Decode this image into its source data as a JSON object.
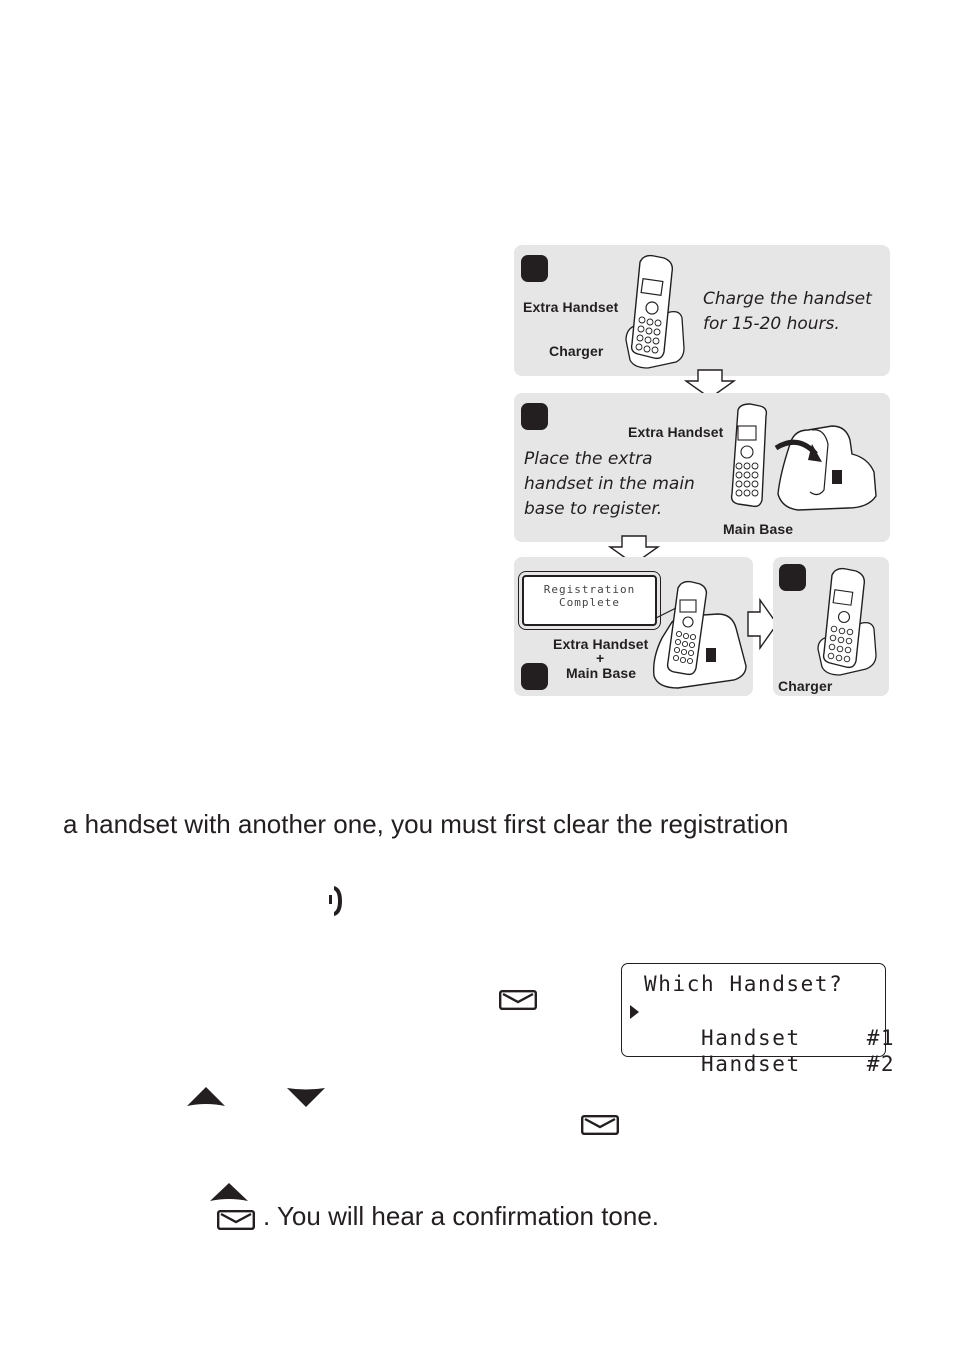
{
  "diagram": {
    "step1": {
      "handset_label": "Extra Handset",
      "charger_label": "Charger",
      "instruction_line1": "Charge the handset",
      "instruction_line2": "for 15-20 hours."
    },
    "step2": {
      "handset_label": "Extra Handset",
      "base_label": "Main Base",
      "instruction_line1": "Place the extra",
      "instruction_line2": "handset in the main",
      "instruction_line3": "base to register."
    },
    "step3": {
      "display_line1": "Registration",
      "display_line2": "Complete",
      "label_line1": "Extra Handset",
      "label_plus": "+",
      "label_line2": "Main Base"
    },
    "step4": {
      "charger_label": "Charger"
    }
  },
  "body": {
    "paragraph_line": "a handset with another one, you must first clear the registration",
    "confirmation_text": ". You will hear a confirmation tone."
  },
  "lcd": {
    "title": "Which Handset?",
    "options": [
      {
        "label": "Handset",
        "number": "#1",
        "selected": true
      },
      {
        "label": "Handset",
        "number": "#2",
        "selected": false
      }
    ]
  },
  "icons": {
    "talk": "talk-phone-icon",
    "select": "envelope-select-icon",
    "up": "up-triangle-icon",
    "down": "down-triangle-icon"
  },
  "colors": {
    "panel": "#e6e6e6",
    "ink": "#231f20"
  }
}
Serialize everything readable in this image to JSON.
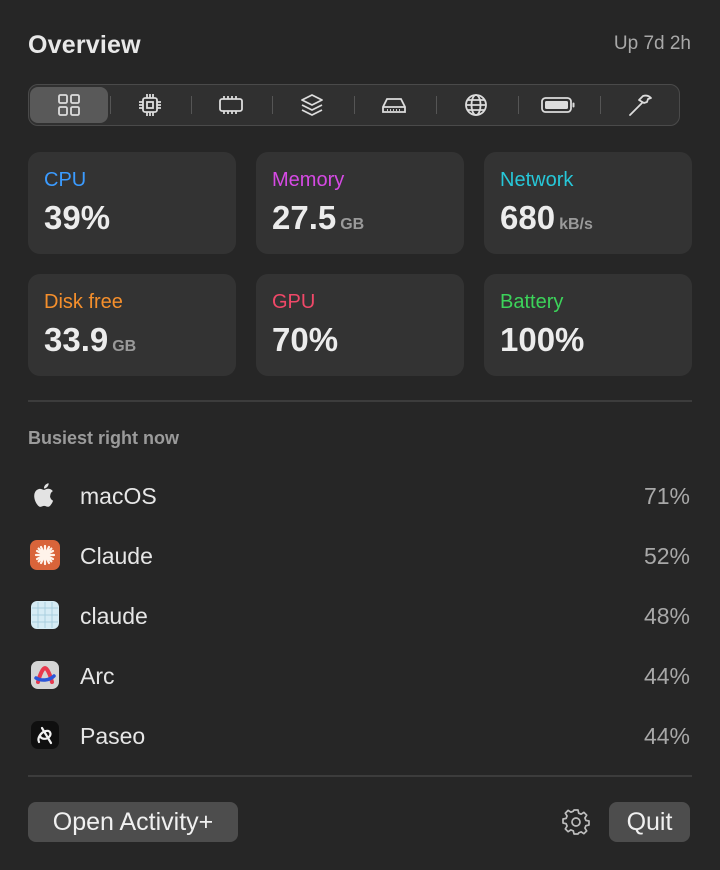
{
  "header": {
    "title": "Overview",
    "uptime": "Up 7d 2h"
  },
  "tabs": [
    {
      "name": "overview",
      "icon": "grid-icon",
      "active": true
    },
    {
      "name": "cpu",
      "icon": "cpu-chip-icon",
      "active": false
    },
    {
      "name": "memory",
      "icon": "memory-icon",
      "active": false
    },
    {
      "name": "layers",
      "icon": "layers-icon",
      "active": false
    },
    {
      "name": "disk",
      "icon": "disk-drive-icon",
      "active": false
    },
    {
      "name": "network",
      "icon": "globe-icon",
      "active": false
    },
    {
      "name": "battery",
      "icon": "battery-icon",
      "active": false
    },
    {
      "name": "tools",
      "icon": "hammer-icon",
      "active": false
    }
  ],
  "stats": {
    "cpu": {
      "label": "CPU",
      "value": "39%",
      "unit": "",
      "color": "#3b9bff"
    },
    "memory": {
      "label": "Memory",
      "value": "27.5",
      "unit": "GB",
      "color": "#d64ae4"
    },
    "network": {
      "label": "Network",
      "value": "680",
      "unit": "kB/s",
      "color": "#27c7d8"
    },
    "disk": {
      "label": "Disk free",
      "value": "33.9",
      "unit": "GB",
      "color": "#f58f2c"
    },
    "gpu": {
      "label": "GPU",
      "value": "70%",
      "unit": "",
      "color": "#f04868"
    },
    "battery": {
      "label": "Battery",
      "value": "100%",
      "unit": "",
      "color": "#3cd35a"
    }
  },
  "busiest": {
    "title": "Busiest right now",
    "items": [
      {
        "name": "macOS",
        "percent": "71%",
        "icon": "apple-icon"
      },
      {
        "name": "Claude",
        "percent": "52%",
        "icon": "claude-app-icon"
      },
      {
        "name": "claude",
        "percent": "48%",
        "icon": "terminal-grid-icon"
      },
      {
        "name": "Arc",
        "percent": "44%",
        "icon": "arc-browser-icon"
      },
      {
        "name": "Paseo",
        "percent": "44%",
        "icon": "paseo-app-icon"
      }
    ]
  },
  "footer": {
    "open_label": "Open Activity+",
    "quit_label": "Quit",
    "settings_icon": "gear-icon"
  }
}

◇ ◇ ◇ ◇

Pictures in the records must not appear in the copy; transcribe everything else precisely.

Decode this image into its source data as a JSON object.
{
  "diagram": {
    "step1": {
      "handset_label": "Extra Handset",
      "charger_label": "Charger",
      "instruction_line1": "Charge the handset",
      "instruction_line2": "for 15-20 hours."
    },
    "step2": {
      "handset_label": "Extra Handset",
      "base_label": "Main Base",
      "instruction_line1": "Place the extra",
      "instruction_line2": "handset in the main",
      "instruction_line3": "base to register."
    },
    "step3": {
      "display_line1": "Registration",
      "display_line2": "Complete",
      "label_line1": "Extra Handset",
      "label_plus": "+",
      "label_line2": "Main Base"
    },
    "step4": {
      "charger_label": "Charger"
    }
  },
  "body": {
    "paragraph_line": "a handset with another one, you must first clear the registration",
    "confirmation_text": ". You will hear a confirmation tone."
  },
  "lcd": {
    "title": "Which Handset?",
    "options": [
      {
        "label": "Handset",
        "number": "#1",
        "selected": true
      },
      {
        "label": "Handset",
        "number": "#2",
        "selected": false
      }
    ]
  },
  "icons": {
    "talk": "talk-phone-icon",
    "select": "envelope-select-icon",
    "up": "up-triangle-icon",
    "down": "down-triangle-icon"
  },
  "colors": {
    "panel": "#e6e6e6",
    "ink": "#231f20"
  }
}
Serialize everything readable in this image to JSON.
{
  "header": {
    "title": "Overview",
    "uptime": "Up 7d 2h"
  },
  "tabs": [
    {
      "name": "overview",
      "icon": "grid-icon",
      "active": true
    },
    {
      "name": "cpu",
      "icon": "cpu-chip-icon",
      "active": false
    },
    {
      "name": "memory",
      "icon": "memory-icon",
      "active": false
    },
    {
      "name": "layers",
      "icon": "layers-icon",
      "active": false
    },
    {
      "name": "disk",
      "icon": "disk-drive-icon",
      "active": false
    },
    {
      "name": "network",
      "icon": "globe-icon",
      "active": false
    },
    {
      "name": "battery",
      "icon": "battery-icon",
      "active": false
    },
    {
      "name": "tools",
      "icon": "hammer-icon",
      "active": false
    }
  ],
  "stats": {
    "cpu": {
      "label": "CPU",
      "value": "39%",
      "unit": "",
      "color": "#3b9bff"
    },
    "memory": {
      "label": "Memory",
      "value": "27.5",
      "unit": "GB",
      "color": "#d64ae4"
    },
    "network": {
      "label": "Network",
      "value": "680",
      "unit": "kB/s",
      "color": "#27c7d8"
    },
    "disk": {
      "label": "Disk free",
      "value": "33.9",
      "unit": "GB",
      "color": "#f58f2c"
    },
    "gpu": {
      "label": "GPU",
      "value": "70%",
      "unit": "",
      "color": "#f04868"
    },
    "battery": {
      "label": "Battery",
      "value": "100%",
      "unit": "",
      "color": "#3cd35a"
    }
  },
  "busiest": {
    "title": "Busiest right now",
    "items": [
      {
        "name": "macOS",
        "percent": "71%",
        "icon": "apple-icon"
      },
      {
        "name": "Claude",
        "percent": "52%",
        "icon": "claude-app-icon"
      },
      {
        "name": "claude",
        "percent": "48%",
        "icon": "terminal-grid-icon"
      },
      {
        "name": "Arc",
        "percent": "44%",
        "icon": "arc-browser-icon"
      },
      {
        "name": "Paseo",
        "percent": "44%",
        "icon": "paseo-app-icon"
      }
    ]
  },
  "footer": {
    "open_label": "Open Activity+",
    "quit_label": "Quit",
    "settings_icon": "gear-icon"
  }
}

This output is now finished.